■ **YOUR GOAL**:
Look through the lines of the material and count those containing "αὐτῷ". Give that count alone.

■ **PROVIDED INFORMATION**:
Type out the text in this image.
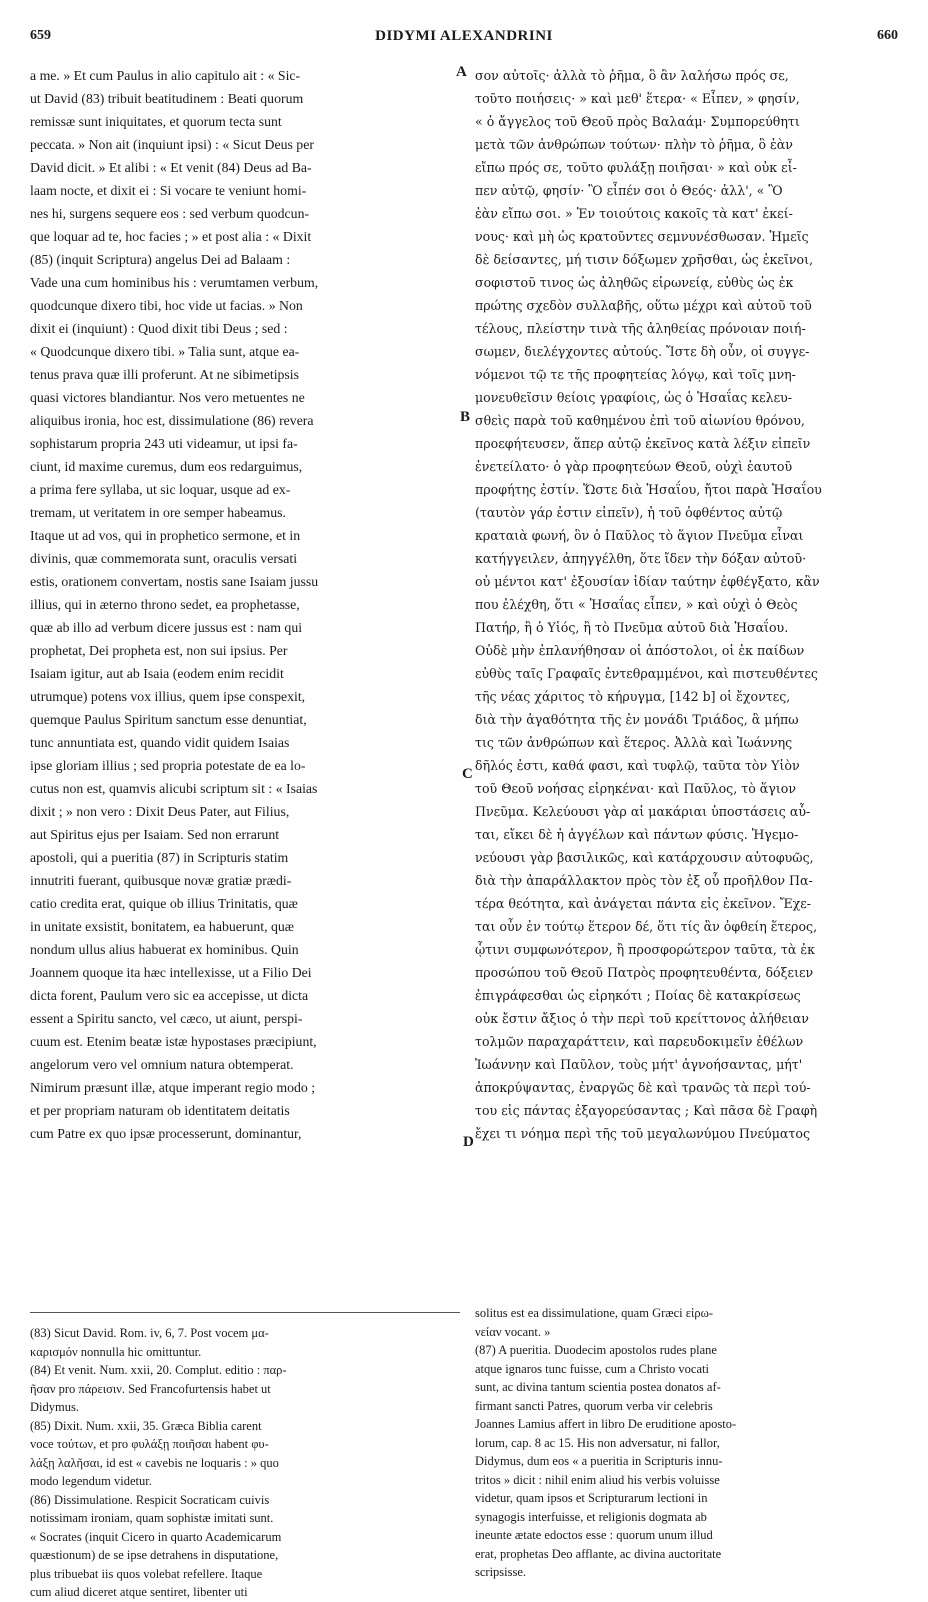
659	DIDYMI ALEXANDRINI	660
a me. » Et cum Paulus in alio capitulo ait : « Sic-
ut David (83) tribuit beatitudinem : Beati quorum
remissæ sunt iniquitates, et quorum tecta sunt
peccata. » Non ait (inquiunt ipsi) : « Sicut Deus per
David dicit. » Et alibi : « Et venit (84) Deus ad Ba-
laam nocte, et dixit ei : Si vocare te veniunt homi-
nes hi, surgens sequere eos : sed verbum quodcun-
que loquar ad te, hoc facies ; » et post alia : « Dixit
(85) (inquit Scriptura) angelus Dei ad Balaam :
Vade una cum hominibus his : verumtamen verbum,
quodcunque dixero tibi, hoc vide ut facias. » Non
dixit ei (inquiunt) : Quod dixit tibi Deus ; sed :
« Quodcunque dixero tibi. » Talia sunt, atque ea-
tenus prava quæ illi proferunt. At ne sibimetipsis
quasi victores blandiantur. Nos vero metuentes ne
aliquibus ironia, hoc est, dissimulatione (86) revera
sophistarum propria 243 uti videamur, ut ipsi fa-
ciunt, id maxime curemus, dum eos redarguimus,
a prima fere syllaba, ut sic loquar, usque ad ex-
tremam, ut veritatem in ore semper habeamus.
Itaque ut ad vos, qui in prophetico sermone, et in
divinis, quæ commemorata sunt, oraculis versati
estis, orationem convertam, nostis sane Isaiam jussu
illius, qui in æterno throno sedet, ea prophetasse,
quæ ab illo ad verbum dicere jussus est : nam qui
prophetat, Dei propheta est, non sui ipsius. Per
Isaiam igitur, aut ab Isaia (eodem enim recidit
utrumque) potens vox illius, quem ipse conspexit,
quemque Paulus Spiritum sanctum esse denuntiat,
tunc annuntiata est, quando vidit quidem Isaias
ipse gloriam illius ; sed propria potestate de ea lo-
cutus non est, quamvis alicubi scriptum sit : « Isaias
dixit ; » non vero : Dixit Deus Pater, aut Filius,
aut Spiritus ejus per Isaiam. Sed non errarunt
apostoli, qui a pueritia (87) in Scripturis statim
innutriti fuerant, quibusque novæ gratiæ prædi-
catio credita erat, quique ob illius Trinitatis, quæ
in unitate exsistit, bonitatem, ea habuerunt, quæ
nondum ullus alius habuerat ex hominibus. Quin
Joannem quoque ita hæc intellexisse, ut a Filio Dei
dicta forent, Paulum vero sic ea accepisse, ut dicta
essent a Spiritu sancto, vel cæco, ut aiunt, perspi-
cuum est. Etenim beatæ istæ hypostases præcipiunt,
angelorum vero vel omnium natura obtemperat.
Nimirum præsunt illæ, atque imperant regio modo ;
et per propriam naturam ob identitatem deitatis
cum Patre ex quo ipsæ processerunt, dominantur,
σον αὐτοῖς· ἀλλὰ τὸ ῥῆμα, ὃ ἂν λαλήσω πρός σε,
τοῦτο ποιήσεις· » καὶ μεθ' ἕτερα· « Εἶπεν, » φησίν,
« ὁ ἄγγελος τοῦ Θεοῦ πρὸς Βαλαάμ· Συμπορεύθητι
μετὰ τῶν ἀνθρώπων τούτων· πλὴν τὸ ῥῆμα, ὃ ἐὰν
εἴπω πρός σε, τοῦτο φυλάξῃ ποιῆσαι· » καὶ οὐκ εἶ-
πεν αὐτῷ, φησίν· Ὃ εἶπέν σοι ὁ Θεός· ἀλλ', « Ὃ
ἐὰν εἴπω σοι. » Ἐν τοιούτοις κακοῖς τὰ κατ' ἐκεί-
νους· καὶ μὴ ὡς κρατοῦντες σεμνυνέσθωσαν. Ἡμεῖς
δὲ δείσαντες, μή τισιν δόξωμεν χρῆσθαι, ὡς ἐκεῖνοι,
σοφιστοῦ τινος ὡς ἀληθῶς εἰρωνείᾳ, εὐθὺς ὡς ἐκ
πρώτης σχεδὸν συλλαβῆς, οὕτω μέχρι καὶ αὐτοῦ τοῦ
τέλους, πλείστην τινὰ τῆς ἀληθείας πρόνοιαν ποιή-
σωμεν, διελέγχοντες αὐτούς. Ἴστε δὴ οὖν, οἱ συγγε-
νόμενοι τῷ τε τῆς προφητείας λόγῳ, καὶ τοῖς μνη-
μονευθεῖσιν θείοις γραφίοις, ὡς ὁ Ἡσαΐας κελευ-
σθεὶς παρὰ τοῦ καθημένου ἐπὶ τοῦ αἰωνίου θρόνου,
προεφήτευσεν, ἅπερ αὐτῷ ἐκεῖνος κατὰ λέξιν εἰπεῖν
ἐνετείλατο· ὁ γὰρ προφητεύων Θεοῦ, οὐχὶ ἑαυτοῦ
προφήτης ἐστίν. Ὥστε διὰ Ἡσαΐου, ἤτοι παρὰ Ἡσαΐου
(ταυτὸν γάρ ἐστιν εἰπεῖν), ἡ τοῦ ὀφθέντος αὐτῷ
κραταιὰ φωνή, ὃν ὁ Παῦλος τὸ ἅγιον Πνεῦμα εἶναι
κατήγγειλεν, ἀπηγγέλθη, ὅτε ἴδεν τὴν δόξαν αὐτοῦ·
οὐ μέντοι κατ' ἐξουσίαν ἰδίαν ταύτην ἐφθέγξατο, κἂν
που ἐλέχθη, ὅτι « Ἡσαΐας εἶπεν, » καὶ οὐχὶ ὁ Θεὸς
Πατήρ, ἢ ὁ Υἱός, ἢ τὸ Πνεῦμα αὐτοῦ διὰ Ἡσαΐου.
Οὐδὲ μὴν ἐπλανήθησαν οἱ ἀπόστολοι, οἱ ἐκ παίδων
εὐθὺς ταῖς Γραφαῖς ἐντεθραμμένοι, καὶ πιστευθέντες
τῆς νέας χάριτος τὸ κήρυγμα, [142 b] οἱ ἔχοντες,
διὰ τὴν ἀγαθότητα τῆς ἐν μονάδι Τριάδος, ἃ μήπω
τις τῶν ἀνθρώπων καὶ ἕτερος. Ἀλλὰ καὶ Ἰωάννης
δῆλός ἐστι, καθά φασι, καὶ τυφλῷ, ταῦτα τὸν Υἱὸν
τοῦ Θεοῦ νοήσας εἰρηκέναι· καὶ Παῦλος, τὸ ἅγιον
Πνεῦμα. Κελεύουσι γὰρ αἱ μακάριαι ὑποστάσεις αὗ-
ται, εἴκει δὲ ἡ ἀγγέλων καὶ πάντων φύσις. Ἡγεμο-
νεύουσι γὰρ βασιλικῶς, καὶ κατάρχουσιν αὐτοφυῶς,
διὰ τὴν ἀπαράλλακτον πρὸς τὸν ἐξ οὗ προῆλθον Πα-
τέρα θεότητα, καὶ ἀνάγεται πάντα εἰς ἐκεῖνον. Ἔχε-
ται οὖν ἐν τούτῳ ἕτερον δέ, ὅτι τίς ἂν ὀφθείη ἕτερος,
ᾧτινι συμφωνότερον, ἢ προσφορώτερον ταῦτα, τὰ ἐκ
προσώπου τοῦ Θεοῦ Πατρὸς προφητευθέντα, δόξειεν
ἐπιγράφεσθαι ὡς εἰρηκότι ; Ποίας δὲ κατακρίσεως
οὐκ ἔστιν ἄξιος ὁ τὴν περὶ τοῦ κρείττονος ἀλήθειαν
τολμῶν παραχαράττειν, καὶ παρευδοκιμεῖν ἐθέλων
Ἰωάννην καὶ Παῦλον, τοὺς μήτ' ἀγνοήσαντας, μήτ'
ἀποκρύψαντας, ἐναργῶς δὲ καὶ τρανῶς τὰ περὶ τού-
του εἰς πάντας ἐξαγορεύσαντας ; Καὶ πᾶσα δὲ Γραφὴ
ἔχει τι νόημα περὶ τῆς τοῦ μεγαλωνύμου Πνεύματος
A
B
C
D
(83) Sicut David. Rom. iv, 6, 7. Post vocem μα-
καρισμόν nonnulla hic omittuntur.
(84) Et venit. Num. xxii, 20. Complut. editio : παρ-
ῆσαν pro πάρεισιν. Sed Francofurtensis habet ut
Didymus.
(85) Dixit. Num. xxii, 35. Græca Biblia carent
voce τούτων, et pro φυλάξῃ ποιῆσαι habent φυ-
λάξῃ λαλῆσαι, id est « cavebis ne loquaris : » quo
modo legendum videtur.
(86) Dissimulatione. Respicit Socraticam cuivis
notissimam ironiam, quam sophistæ imitati sunt.
« Socrates (inquit Cicero in quarto Academicarum
quæstionum) de se ipse detrahens in disputatione,
plus tribuebat iis quos volebat refellere. Itaque
cum aliud diceret atque sentiret, libenter uti
solitus est ea dissimulatione, quam Græci εἰρω-
νείαν vocant. »
(87) A pueritia. Duodecim apostolos rudes plane
atque ignaros tunc fuisse, cum a Christo vocati
sunt, ac divina tantum scientia postea donatos af-
firmant sancti Patres, quorum verba vir celebris
Joannes Lamius affert in libro De eruditione aposto-
lorum, cap. 8 ac 15. His non adversatur, ni fallor,
Didymus, dum eos « a pueritia in Scripturis innu-
tritos » dicit : nihil enim aliud his verbis voluisse
videtur, quam ipsos et Scripturarum lectioni in
synagogis interfuisse, et religionis dogmata ab
ineunte ætate edoctos esse : quorum unum illud
erat, prophetas Deo afflante, ac divina auctoritate
scripsisse.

■ **SOLUTION**:
3